### SOURCE DATA ###

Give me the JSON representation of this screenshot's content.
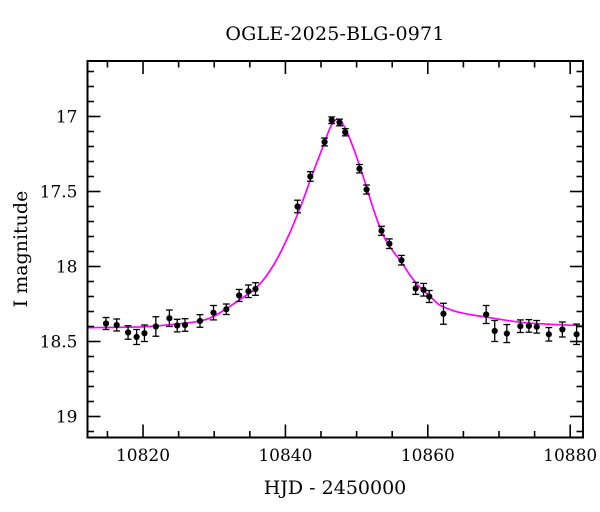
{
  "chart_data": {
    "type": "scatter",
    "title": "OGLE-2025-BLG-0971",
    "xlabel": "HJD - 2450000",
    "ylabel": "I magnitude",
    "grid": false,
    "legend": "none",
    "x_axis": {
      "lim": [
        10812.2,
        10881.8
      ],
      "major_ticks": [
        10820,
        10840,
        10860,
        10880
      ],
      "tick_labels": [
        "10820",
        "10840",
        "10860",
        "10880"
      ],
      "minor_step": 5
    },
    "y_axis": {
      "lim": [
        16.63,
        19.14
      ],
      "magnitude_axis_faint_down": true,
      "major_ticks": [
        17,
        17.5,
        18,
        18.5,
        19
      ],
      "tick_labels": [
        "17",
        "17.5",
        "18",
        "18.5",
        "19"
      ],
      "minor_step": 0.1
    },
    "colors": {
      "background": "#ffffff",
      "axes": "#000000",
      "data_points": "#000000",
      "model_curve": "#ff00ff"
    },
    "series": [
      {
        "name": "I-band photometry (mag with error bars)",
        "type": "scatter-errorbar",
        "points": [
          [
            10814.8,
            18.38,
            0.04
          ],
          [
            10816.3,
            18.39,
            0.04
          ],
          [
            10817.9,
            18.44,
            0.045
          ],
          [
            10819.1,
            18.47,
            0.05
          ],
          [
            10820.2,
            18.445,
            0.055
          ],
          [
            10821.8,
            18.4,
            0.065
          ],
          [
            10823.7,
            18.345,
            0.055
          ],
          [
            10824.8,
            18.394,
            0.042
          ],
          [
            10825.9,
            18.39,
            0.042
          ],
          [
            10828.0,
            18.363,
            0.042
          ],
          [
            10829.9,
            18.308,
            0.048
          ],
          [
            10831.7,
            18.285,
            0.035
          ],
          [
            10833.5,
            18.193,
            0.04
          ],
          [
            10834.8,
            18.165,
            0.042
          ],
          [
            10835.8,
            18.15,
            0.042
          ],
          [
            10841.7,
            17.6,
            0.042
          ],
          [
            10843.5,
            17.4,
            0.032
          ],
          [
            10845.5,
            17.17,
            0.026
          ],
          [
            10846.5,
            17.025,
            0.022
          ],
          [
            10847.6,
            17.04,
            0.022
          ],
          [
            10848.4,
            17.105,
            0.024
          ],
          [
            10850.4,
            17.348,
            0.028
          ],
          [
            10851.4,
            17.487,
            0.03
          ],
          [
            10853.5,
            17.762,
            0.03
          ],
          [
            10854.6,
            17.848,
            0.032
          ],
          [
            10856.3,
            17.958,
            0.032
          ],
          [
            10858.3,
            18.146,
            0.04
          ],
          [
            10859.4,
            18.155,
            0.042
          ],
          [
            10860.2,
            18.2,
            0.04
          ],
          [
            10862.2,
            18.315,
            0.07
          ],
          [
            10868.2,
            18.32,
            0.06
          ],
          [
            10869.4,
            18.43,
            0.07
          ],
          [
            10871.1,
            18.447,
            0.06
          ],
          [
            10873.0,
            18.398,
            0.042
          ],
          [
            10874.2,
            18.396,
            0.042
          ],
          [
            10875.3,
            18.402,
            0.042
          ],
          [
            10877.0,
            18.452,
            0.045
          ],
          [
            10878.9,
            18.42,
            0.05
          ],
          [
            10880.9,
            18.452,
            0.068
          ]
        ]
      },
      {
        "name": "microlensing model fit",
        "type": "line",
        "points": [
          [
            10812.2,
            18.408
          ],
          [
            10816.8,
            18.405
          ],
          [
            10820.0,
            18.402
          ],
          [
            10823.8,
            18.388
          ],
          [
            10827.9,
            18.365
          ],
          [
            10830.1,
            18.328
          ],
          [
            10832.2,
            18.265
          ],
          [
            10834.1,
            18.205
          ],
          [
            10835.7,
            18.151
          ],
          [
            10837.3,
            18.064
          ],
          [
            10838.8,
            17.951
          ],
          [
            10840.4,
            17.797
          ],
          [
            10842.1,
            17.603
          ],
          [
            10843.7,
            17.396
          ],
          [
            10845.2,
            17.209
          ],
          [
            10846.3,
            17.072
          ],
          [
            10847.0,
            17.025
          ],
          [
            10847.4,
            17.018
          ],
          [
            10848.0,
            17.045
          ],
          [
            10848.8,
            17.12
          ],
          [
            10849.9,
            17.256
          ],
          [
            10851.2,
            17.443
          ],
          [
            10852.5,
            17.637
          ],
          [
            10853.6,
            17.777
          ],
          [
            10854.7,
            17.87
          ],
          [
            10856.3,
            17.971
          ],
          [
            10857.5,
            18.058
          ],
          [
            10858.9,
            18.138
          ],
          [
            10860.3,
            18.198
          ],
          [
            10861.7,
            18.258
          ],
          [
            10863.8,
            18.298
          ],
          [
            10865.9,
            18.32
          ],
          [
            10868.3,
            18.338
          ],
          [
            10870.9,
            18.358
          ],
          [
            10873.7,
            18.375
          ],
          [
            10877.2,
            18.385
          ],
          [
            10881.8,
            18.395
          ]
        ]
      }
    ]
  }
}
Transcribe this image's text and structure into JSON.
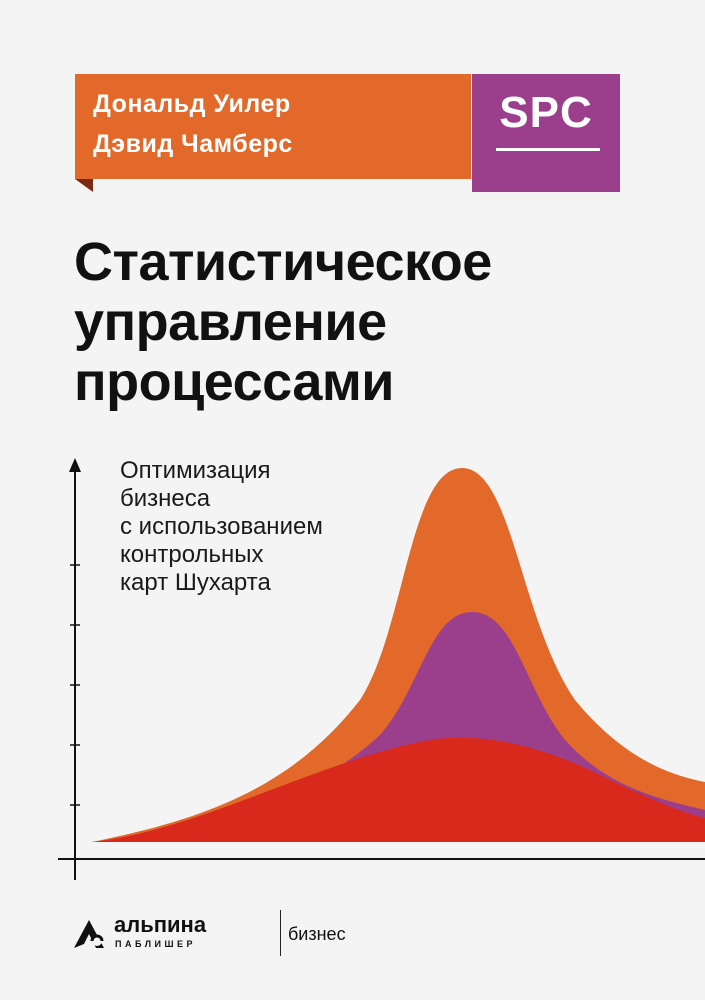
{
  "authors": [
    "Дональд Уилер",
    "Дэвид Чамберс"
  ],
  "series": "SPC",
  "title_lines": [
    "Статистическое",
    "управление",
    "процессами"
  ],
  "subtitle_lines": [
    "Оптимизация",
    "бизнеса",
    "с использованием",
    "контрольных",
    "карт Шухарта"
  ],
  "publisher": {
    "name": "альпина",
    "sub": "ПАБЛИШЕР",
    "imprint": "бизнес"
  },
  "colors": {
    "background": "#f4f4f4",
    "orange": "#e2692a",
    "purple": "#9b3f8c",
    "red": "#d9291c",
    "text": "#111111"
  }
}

###

EXERCISE AIM — Every entry should be returned exactly as written, minus the pictures.

TASK RESULT —
Give me the JSON representation of this screenshot's content.
{
  "chart_data": {
    "type": "scatter",
    "title": "OGLE-2025-BLG-0971",
    "xlabel": "HJD - 2450000",
    "ylabel": "I magnitude",
    "grid": false,
    "legend": "none",
    "x_axis": {
      "lim": [
        10812.2,
        10881.8
      ],
      "major_ticks": [
        10820,
        10840,
        10860,
        10880
      ],
      "tick_labels": [
        "10820",
        "10840",
        "10860",
        "10880"
      ],
      "minor_step": 5
    },
    "y_axis": {
      "lim": [
        16.63,
        19.14
      ],
      "magnitude_axis_faint_down": true,
      "major_ticks": [
        17,
        17.5,
        18,
        18.5,
        19
      ],
      "tick_labels": [
        "17",
        "17.5",
        "18",
        "18.5",
        "19"
      ],
      "minor_step": 0.1
    },
    "colors": {
      "background": "#ffffff",
      "axes": "#000000",
      "data_points": "#000000",
      "model_curve": "#ff00ff"
    },
    "series": [
      {
        "name": "I-band photometry (mag with error bars)",
        "type": "scatter-errorbar",
        "points": [
          [
            10814.8,
            18.38,
            0.04
          ],
          [
            10816.3,
            18.39,
            0.04
          ],
          [
            10817.9,
            18.44,
            0.045
          ],
          [
            10819.1,
            18.47,
            0.05
          ],
          [
            10820.2,
            18.445,
            0.055
          ],
          [
            10821.8,
            18.4,
            0.065
          ],
          [
            10823.7,
            18.345,
            0.055
          ],
          [
            10824.8,
            18.394,
            0.042
          ],
          [
            10825.9,
            18.39,
            0.042
          ],
          [
            10828.0,
            18.363,
            0.042
          ],
          [
            10829.9,
            18.308,
            0.048
          ],
          [
            10831.7,
            18.285,
            0.035
          ],
          [
            10833.5,
            18.193,
            0.04
          ],
          [
            10834.8,
            18.165,
            0.042
          ],
          [
            10835.8,
            18.15,
            0.042
          ],
          [
            10841.7,
            17.6,
            0.042
          ],
          [
            10843.5,
            17.4,
            0.032
          ],
          [
            10845.5,
            17.17,
            0.026
          ],
          [
            10846.5,
            17.025,
            0.022
          ],
          [
            10847.6,
            17.04,
            0.022
          ],
          [
            10848.4,
            17.105,
            0.024
          ],
          [
            10850.4,
            17.348,
            0.028
          ],
          [
            10851.4,
            17.487,
            0.03
          ],
          [
            10853.5,
            17.762,
            0.03
          ],
          [
            10854.6,
            17.848,
            0.032
          ],
          [
            10856.3,
            17.958,
            0.032
          ],
          [
            10858.3,
            18.146,
            0.04
          ],
          [
            10859.4,
            18.155,
            0.042
          ],
          [
            10860.2,
            18.2,
            0.04
          ],
          [
            10862.2,
            18.315,
            0.07
          ],
          [
            10868.2,
            18.32,
            0.06
          ],
          [
            10869.4,
            18.43,
            0.07
          ],
          [
            10871.1,
            18.447,
            0.06
          ],
          [
            10873.0,
            18.398,
            0.042
          ],
          [
            10874.2,
            18.396,
            0.042
          ],
          [
            10875.3,
            18.402,
            0.042
          ],
          [
            10877.0,
            18.452,
            0.045
          ],
          [
            10878.9,
            18.42,
            0.05
          ],
          [
            10880.9,
            18.452,
            0.068
          ]
        ]
      },
      {
        "name": "microlensing model fit",
        "type": "line",
        "points": [
          [
            10812.2,
            18.408
          ],
          [
            10816.8,
            18.405
          ],
          [
            10820.0,
            18.402
          ],
          [
            10823.8,
            18.388
          ],
          [
            10827.9,
            18.365
          ],
          [
            10830.1,
            18.328
          ],
          [
            10832.2,
            18.265
          ],
          [
            10834.1,
            18.205
          ],
          [
            10835.7,
            18.151
          ],
          [
            10837.3,
            18.064
          ],
          [
            10838.8,
            17.951
          ],
          [
            10840.4,
            17.797
          ],
          [
            10842.1,
            17.603
          ],
          [
            10843.7,
            17.396
          ],
          [
            10845.2,
            17.209
          ],
          [
            10846.3,
            17.072
          ],
          [
            10847.0,
            17.025
          ],
          [
            10847.4,
            17.018
          ],
          [
            10848.0,
            17.045
          ],
          [
            10848.8,
            17.12
          ],
          [
            10849.9,
            17.256
          ],
          [
            10851.2,
            17.443
          ],
          [
            10852.5,
            17.637
          ],
          [
            10853.6,
            17.777
          ],
          [
            10854.7,
            17.87
          ],
          [
            10856.3,
            17.971
          ],
          [
            10857.5,
            18.058
          ],
          [
            10858.9,
            18.138
          ],
          [
            10860.3,
            18.198
          ],
          [
            10861.7,
            18.258
          ],
          [
            10863.8,
            18.298
          ],
          [
            10865.9,
            18.32
          ],
          [
            10868.3,
            18.338
          ],
          [
            10870.9,
            18.358
          ],
          [
            10873.7,
            18.375
          ],
          [
            10877.2,
            18.385
          ],
          [
            10881.8,
            18.395
          ]
        ]
      }
    ]
  }
}
Transcribe this image's text and structure into JSON.
{
  "authors": [
    "Дональд Уилер",
    "Дэвид Чамберс"
  ],
  "series": "SPC",
  "title_lines": [
    "Статистическое",
    "управление",
    "процессами"
  ],
  "subtitle_lines": [
    "Оптимизация",
    "бизнеса",
    "с использованием",
    "контрольных",
    "карт Шухарта"
  ],
  "publisher": {
    "name": "альпина",
    "sub": "ПАБЛИШЕР",
    "imprint": "бизнес"
  },
  "colors": {
    "background": "#f4f4f4",
    "orange": "#e2692a",
    "purple": "#9b3f8c",
    "red": "#d9291c",
    "text": "#111111"
  }
}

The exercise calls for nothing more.